[START OF Records shown]
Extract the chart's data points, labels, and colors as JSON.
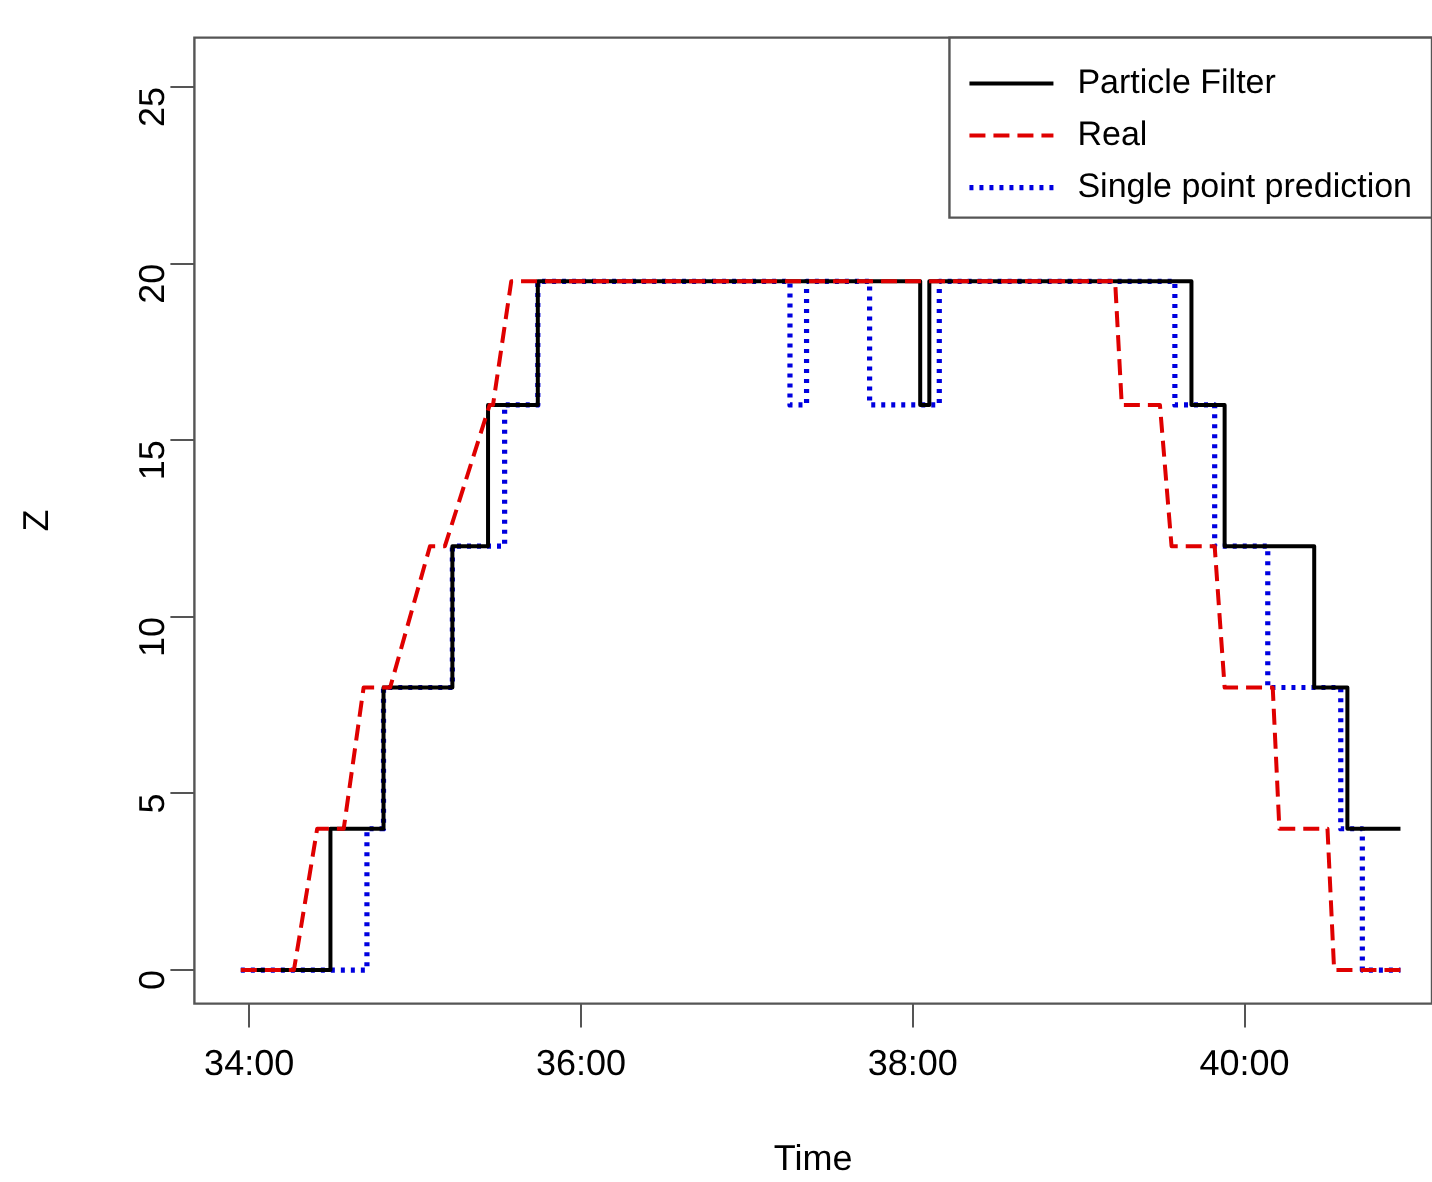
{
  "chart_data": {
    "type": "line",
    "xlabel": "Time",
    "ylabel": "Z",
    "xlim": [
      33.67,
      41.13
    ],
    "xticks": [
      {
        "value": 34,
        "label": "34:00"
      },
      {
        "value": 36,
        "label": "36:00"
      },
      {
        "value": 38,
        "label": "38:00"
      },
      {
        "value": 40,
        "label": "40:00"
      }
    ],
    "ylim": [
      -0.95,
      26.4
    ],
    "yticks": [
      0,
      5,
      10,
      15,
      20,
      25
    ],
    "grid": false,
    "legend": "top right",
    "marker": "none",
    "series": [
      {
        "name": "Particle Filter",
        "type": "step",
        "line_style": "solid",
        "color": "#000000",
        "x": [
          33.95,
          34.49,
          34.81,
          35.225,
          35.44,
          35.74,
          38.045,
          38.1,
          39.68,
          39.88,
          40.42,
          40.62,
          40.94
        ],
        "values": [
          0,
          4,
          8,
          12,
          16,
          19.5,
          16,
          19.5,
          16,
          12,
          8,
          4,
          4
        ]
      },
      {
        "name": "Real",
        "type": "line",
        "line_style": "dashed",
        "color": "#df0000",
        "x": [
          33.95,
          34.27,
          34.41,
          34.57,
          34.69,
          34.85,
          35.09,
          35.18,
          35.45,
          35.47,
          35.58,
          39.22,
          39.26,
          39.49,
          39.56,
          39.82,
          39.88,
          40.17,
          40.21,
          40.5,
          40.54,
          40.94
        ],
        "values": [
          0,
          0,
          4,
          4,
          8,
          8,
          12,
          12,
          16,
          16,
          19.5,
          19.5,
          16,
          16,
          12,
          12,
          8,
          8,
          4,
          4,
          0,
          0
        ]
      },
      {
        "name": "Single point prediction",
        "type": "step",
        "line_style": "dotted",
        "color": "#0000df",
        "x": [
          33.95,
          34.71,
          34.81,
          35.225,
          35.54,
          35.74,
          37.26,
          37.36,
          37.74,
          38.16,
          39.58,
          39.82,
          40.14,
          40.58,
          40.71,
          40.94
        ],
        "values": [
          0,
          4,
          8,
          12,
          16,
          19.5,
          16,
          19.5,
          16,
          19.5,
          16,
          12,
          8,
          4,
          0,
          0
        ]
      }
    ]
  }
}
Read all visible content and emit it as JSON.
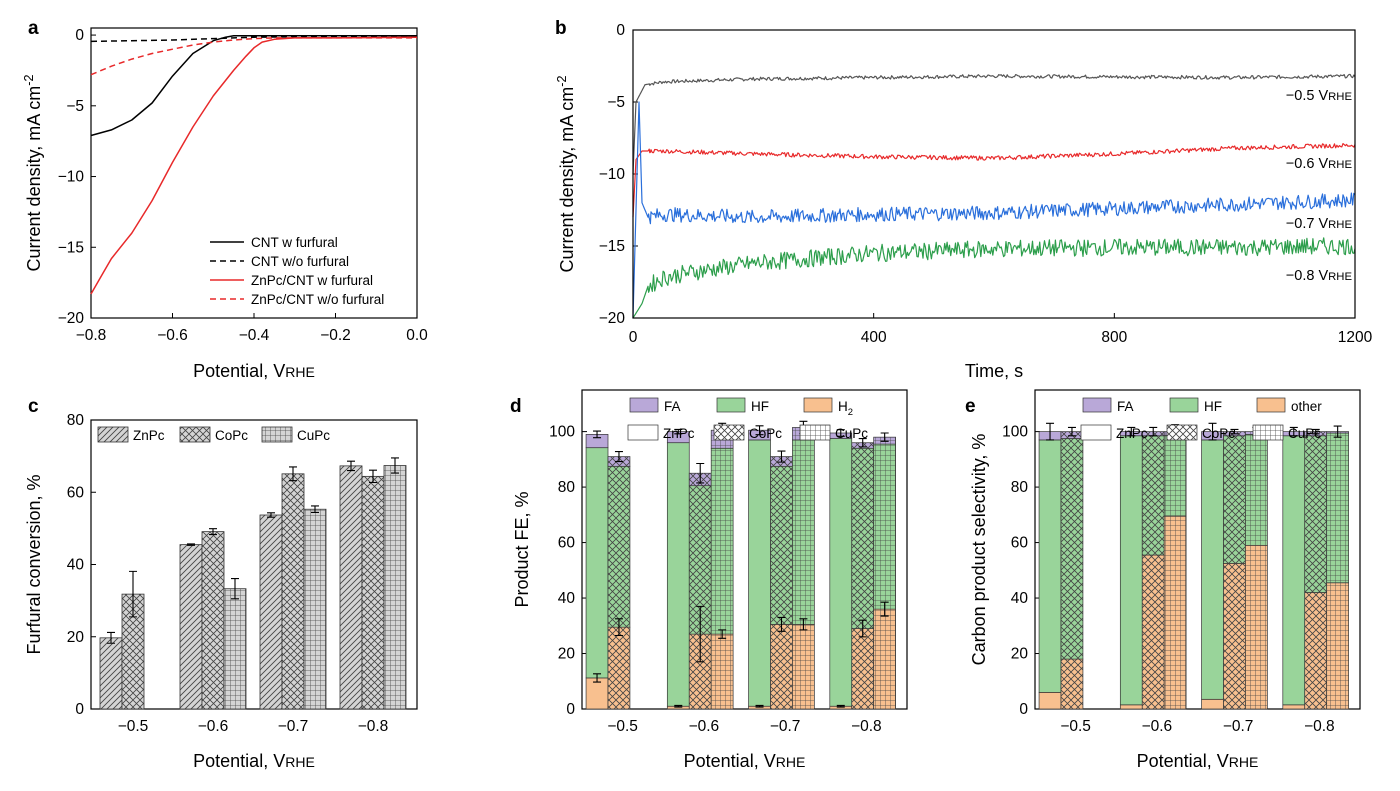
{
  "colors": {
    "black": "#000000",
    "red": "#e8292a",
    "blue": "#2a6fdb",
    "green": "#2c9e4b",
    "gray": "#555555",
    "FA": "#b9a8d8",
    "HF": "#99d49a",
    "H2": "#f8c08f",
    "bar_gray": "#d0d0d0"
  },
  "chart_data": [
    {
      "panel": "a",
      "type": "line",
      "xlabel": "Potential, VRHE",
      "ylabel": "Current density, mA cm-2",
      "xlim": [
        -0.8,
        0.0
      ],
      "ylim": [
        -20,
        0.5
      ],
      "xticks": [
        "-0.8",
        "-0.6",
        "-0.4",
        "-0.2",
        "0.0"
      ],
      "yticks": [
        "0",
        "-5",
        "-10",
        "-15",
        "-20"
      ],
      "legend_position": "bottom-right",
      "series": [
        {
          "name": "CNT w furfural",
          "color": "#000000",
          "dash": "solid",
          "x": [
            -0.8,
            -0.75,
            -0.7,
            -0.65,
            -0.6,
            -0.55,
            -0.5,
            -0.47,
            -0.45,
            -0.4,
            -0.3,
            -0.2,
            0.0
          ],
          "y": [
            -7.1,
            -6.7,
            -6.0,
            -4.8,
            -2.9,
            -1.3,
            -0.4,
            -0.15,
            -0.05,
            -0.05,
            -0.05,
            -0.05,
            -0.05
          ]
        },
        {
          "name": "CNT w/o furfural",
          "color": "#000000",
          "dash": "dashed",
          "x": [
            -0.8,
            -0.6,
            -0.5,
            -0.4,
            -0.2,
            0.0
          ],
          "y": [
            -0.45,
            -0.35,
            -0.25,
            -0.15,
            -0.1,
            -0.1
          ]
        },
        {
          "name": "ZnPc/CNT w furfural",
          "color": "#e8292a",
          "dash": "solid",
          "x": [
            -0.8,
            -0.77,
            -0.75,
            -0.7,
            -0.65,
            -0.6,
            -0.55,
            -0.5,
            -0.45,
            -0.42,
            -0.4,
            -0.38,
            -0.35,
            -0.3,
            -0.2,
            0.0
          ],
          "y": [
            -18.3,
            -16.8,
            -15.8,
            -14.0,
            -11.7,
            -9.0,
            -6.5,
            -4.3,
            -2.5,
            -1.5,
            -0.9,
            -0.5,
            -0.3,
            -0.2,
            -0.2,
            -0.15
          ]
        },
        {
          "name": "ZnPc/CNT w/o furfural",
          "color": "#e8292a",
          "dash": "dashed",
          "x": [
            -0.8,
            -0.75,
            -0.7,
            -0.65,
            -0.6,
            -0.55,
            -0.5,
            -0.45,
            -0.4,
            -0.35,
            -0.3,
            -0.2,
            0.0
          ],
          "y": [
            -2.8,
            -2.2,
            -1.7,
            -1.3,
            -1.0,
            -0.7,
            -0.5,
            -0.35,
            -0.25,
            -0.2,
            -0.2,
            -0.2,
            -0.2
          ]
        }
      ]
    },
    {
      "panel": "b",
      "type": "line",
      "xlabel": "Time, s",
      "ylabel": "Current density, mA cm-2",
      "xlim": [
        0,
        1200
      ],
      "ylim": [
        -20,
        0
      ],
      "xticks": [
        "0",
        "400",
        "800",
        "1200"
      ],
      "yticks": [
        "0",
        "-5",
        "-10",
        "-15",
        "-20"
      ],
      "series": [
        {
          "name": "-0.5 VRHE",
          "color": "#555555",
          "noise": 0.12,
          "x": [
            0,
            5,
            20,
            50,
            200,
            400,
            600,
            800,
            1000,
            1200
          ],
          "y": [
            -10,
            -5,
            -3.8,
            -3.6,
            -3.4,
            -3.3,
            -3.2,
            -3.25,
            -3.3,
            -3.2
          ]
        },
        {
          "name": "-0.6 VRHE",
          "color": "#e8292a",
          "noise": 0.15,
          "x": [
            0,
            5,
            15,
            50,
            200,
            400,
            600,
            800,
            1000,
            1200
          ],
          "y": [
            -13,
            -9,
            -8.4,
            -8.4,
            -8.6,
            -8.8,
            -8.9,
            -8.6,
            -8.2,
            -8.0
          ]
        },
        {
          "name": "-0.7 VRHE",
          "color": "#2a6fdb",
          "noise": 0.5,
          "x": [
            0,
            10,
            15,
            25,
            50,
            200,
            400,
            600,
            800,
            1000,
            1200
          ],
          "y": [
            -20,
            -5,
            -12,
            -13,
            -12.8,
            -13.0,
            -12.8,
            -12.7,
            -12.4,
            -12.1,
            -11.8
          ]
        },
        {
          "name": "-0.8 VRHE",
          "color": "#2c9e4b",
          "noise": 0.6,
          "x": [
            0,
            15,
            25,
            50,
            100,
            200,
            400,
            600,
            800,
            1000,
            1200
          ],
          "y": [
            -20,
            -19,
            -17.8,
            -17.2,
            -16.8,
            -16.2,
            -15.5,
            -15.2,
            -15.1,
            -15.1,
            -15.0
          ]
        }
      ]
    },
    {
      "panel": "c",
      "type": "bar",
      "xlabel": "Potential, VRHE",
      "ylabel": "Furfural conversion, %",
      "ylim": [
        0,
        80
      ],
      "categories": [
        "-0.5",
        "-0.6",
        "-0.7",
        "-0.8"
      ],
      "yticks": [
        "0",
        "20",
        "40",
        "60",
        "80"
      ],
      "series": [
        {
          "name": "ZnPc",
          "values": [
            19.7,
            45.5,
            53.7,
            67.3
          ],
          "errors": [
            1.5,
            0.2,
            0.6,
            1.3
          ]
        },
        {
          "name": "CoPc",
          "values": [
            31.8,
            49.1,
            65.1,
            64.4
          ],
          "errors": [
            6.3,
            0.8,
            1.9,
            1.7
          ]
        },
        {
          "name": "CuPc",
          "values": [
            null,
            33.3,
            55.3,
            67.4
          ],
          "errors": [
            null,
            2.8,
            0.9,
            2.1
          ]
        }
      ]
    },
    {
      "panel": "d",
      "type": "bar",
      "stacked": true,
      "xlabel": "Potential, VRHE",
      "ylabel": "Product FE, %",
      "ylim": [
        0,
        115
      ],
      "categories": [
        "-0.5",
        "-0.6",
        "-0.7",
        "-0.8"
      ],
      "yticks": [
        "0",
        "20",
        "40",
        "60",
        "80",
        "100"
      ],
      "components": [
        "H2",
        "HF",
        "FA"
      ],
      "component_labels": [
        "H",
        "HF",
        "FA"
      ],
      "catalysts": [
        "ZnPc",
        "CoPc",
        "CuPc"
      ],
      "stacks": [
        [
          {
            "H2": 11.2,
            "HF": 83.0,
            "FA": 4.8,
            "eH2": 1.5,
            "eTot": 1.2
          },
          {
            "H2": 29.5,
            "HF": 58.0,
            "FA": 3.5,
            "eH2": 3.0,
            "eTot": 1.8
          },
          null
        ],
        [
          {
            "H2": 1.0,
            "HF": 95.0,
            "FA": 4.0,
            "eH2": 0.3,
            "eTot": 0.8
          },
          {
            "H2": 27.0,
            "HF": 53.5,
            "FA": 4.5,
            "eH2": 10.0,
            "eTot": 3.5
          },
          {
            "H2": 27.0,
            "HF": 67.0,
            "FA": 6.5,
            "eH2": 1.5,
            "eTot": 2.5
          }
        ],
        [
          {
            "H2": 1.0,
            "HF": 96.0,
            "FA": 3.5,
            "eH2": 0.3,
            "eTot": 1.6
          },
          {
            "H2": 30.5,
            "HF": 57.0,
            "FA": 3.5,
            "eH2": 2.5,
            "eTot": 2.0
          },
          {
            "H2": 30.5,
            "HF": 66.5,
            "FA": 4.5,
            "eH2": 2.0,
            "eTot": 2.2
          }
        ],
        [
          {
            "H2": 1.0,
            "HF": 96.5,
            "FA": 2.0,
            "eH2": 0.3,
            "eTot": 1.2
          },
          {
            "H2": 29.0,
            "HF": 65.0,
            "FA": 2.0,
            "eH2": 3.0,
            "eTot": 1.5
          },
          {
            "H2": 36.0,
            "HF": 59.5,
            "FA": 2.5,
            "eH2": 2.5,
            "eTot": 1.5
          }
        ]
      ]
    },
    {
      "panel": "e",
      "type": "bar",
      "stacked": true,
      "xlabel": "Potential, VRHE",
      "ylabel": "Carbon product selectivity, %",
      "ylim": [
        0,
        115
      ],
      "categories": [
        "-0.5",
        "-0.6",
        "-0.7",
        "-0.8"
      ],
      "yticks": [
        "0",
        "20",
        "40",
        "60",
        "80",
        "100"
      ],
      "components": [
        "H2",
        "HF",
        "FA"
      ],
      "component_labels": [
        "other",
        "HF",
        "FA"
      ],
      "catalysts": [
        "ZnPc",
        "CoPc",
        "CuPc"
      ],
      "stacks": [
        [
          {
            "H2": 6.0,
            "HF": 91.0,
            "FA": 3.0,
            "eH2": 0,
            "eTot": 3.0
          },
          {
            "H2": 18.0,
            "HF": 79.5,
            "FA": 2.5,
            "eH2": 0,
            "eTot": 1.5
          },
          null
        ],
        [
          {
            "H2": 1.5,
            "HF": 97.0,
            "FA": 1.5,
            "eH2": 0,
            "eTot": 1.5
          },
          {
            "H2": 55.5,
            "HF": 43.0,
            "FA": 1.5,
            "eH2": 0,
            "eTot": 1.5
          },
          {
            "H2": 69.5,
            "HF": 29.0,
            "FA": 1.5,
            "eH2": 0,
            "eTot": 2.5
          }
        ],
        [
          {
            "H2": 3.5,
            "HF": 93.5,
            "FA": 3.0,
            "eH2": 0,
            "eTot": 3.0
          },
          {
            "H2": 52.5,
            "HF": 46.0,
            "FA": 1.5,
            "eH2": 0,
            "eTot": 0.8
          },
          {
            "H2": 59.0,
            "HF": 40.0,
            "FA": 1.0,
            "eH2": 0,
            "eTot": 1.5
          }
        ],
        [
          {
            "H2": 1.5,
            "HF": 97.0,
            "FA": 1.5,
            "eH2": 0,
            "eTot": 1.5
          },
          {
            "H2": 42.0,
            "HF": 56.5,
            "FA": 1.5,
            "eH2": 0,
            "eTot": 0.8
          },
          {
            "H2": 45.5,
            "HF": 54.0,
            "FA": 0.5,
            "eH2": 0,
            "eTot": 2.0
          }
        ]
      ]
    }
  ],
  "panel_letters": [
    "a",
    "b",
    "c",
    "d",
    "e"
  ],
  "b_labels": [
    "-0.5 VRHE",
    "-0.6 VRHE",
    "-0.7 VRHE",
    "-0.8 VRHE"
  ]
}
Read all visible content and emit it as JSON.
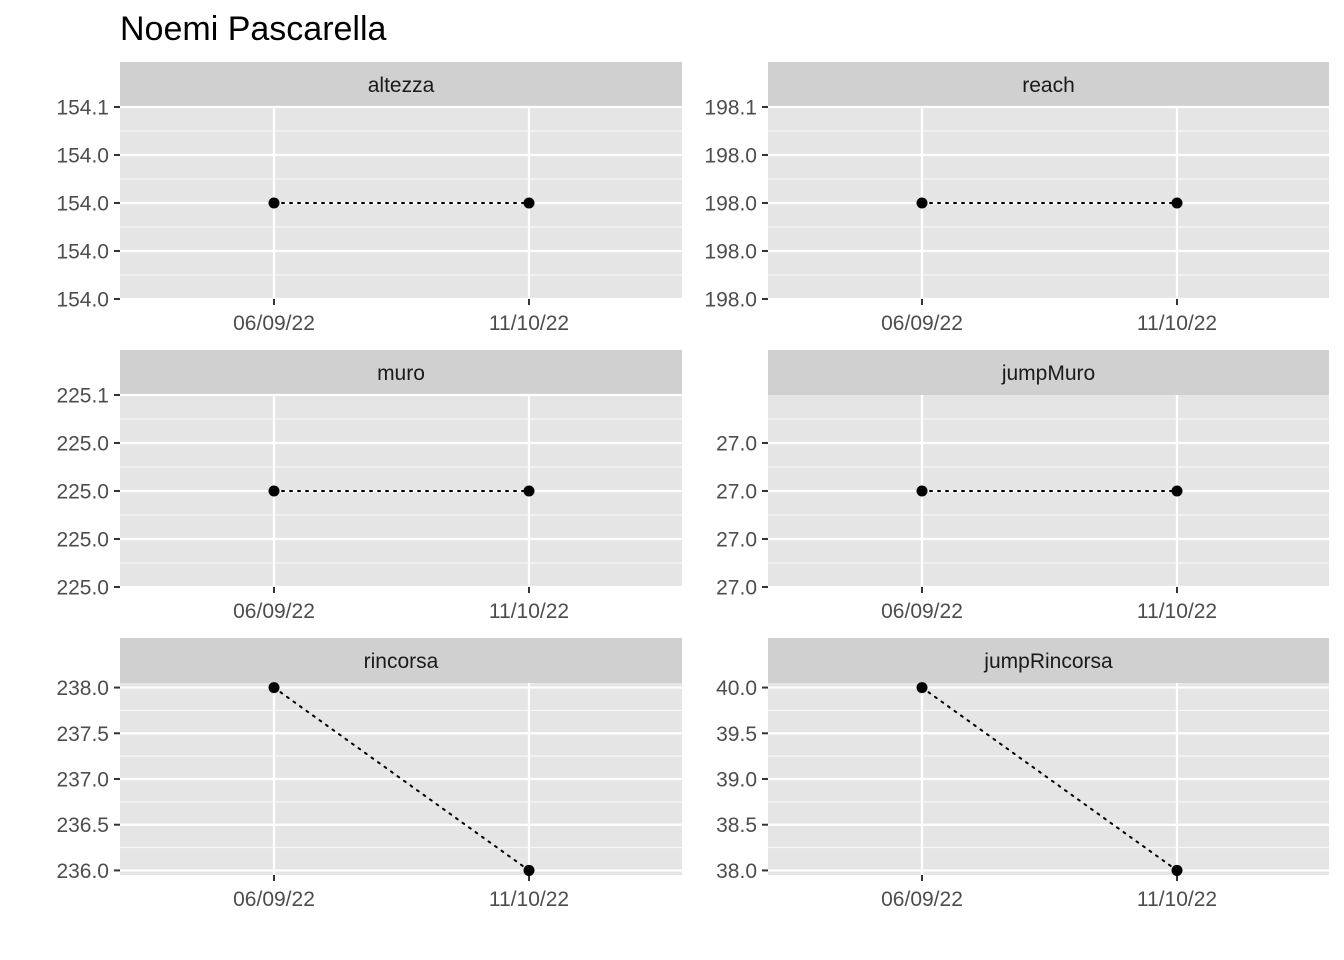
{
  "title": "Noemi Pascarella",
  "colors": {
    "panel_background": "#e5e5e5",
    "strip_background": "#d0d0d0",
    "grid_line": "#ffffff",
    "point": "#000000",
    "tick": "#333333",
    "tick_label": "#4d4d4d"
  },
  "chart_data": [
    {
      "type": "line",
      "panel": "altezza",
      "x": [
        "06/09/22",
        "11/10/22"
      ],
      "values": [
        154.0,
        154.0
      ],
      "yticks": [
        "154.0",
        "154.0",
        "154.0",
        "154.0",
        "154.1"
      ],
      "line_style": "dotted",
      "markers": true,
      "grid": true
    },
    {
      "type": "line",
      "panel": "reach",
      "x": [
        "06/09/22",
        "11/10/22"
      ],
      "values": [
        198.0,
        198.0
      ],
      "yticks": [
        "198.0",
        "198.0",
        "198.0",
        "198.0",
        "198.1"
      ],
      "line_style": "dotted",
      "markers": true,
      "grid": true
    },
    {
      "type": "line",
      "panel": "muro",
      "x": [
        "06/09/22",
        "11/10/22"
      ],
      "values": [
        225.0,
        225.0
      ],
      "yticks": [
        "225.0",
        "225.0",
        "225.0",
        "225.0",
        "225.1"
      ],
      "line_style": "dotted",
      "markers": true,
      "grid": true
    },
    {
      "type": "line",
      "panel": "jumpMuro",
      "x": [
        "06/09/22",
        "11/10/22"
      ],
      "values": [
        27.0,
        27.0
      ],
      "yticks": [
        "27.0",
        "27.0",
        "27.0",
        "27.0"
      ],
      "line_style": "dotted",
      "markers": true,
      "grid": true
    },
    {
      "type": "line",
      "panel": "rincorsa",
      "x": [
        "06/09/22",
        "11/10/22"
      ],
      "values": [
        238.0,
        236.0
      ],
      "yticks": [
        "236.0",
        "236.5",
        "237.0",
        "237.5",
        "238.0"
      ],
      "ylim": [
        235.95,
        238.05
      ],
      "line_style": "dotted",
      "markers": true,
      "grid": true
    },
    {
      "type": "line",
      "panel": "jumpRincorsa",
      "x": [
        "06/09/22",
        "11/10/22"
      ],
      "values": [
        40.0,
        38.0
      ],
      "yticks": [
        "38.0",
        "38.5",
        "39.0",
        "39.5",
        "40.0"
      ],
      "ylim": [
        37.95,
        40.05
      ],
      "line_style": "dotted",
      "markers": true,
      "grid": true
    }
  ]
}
[END OF Records shown]
Select the lines in this material that hold the word "right", leaving none out.

Exercise result:
    "legend": "top right",
      "legend_position": "bottom-right",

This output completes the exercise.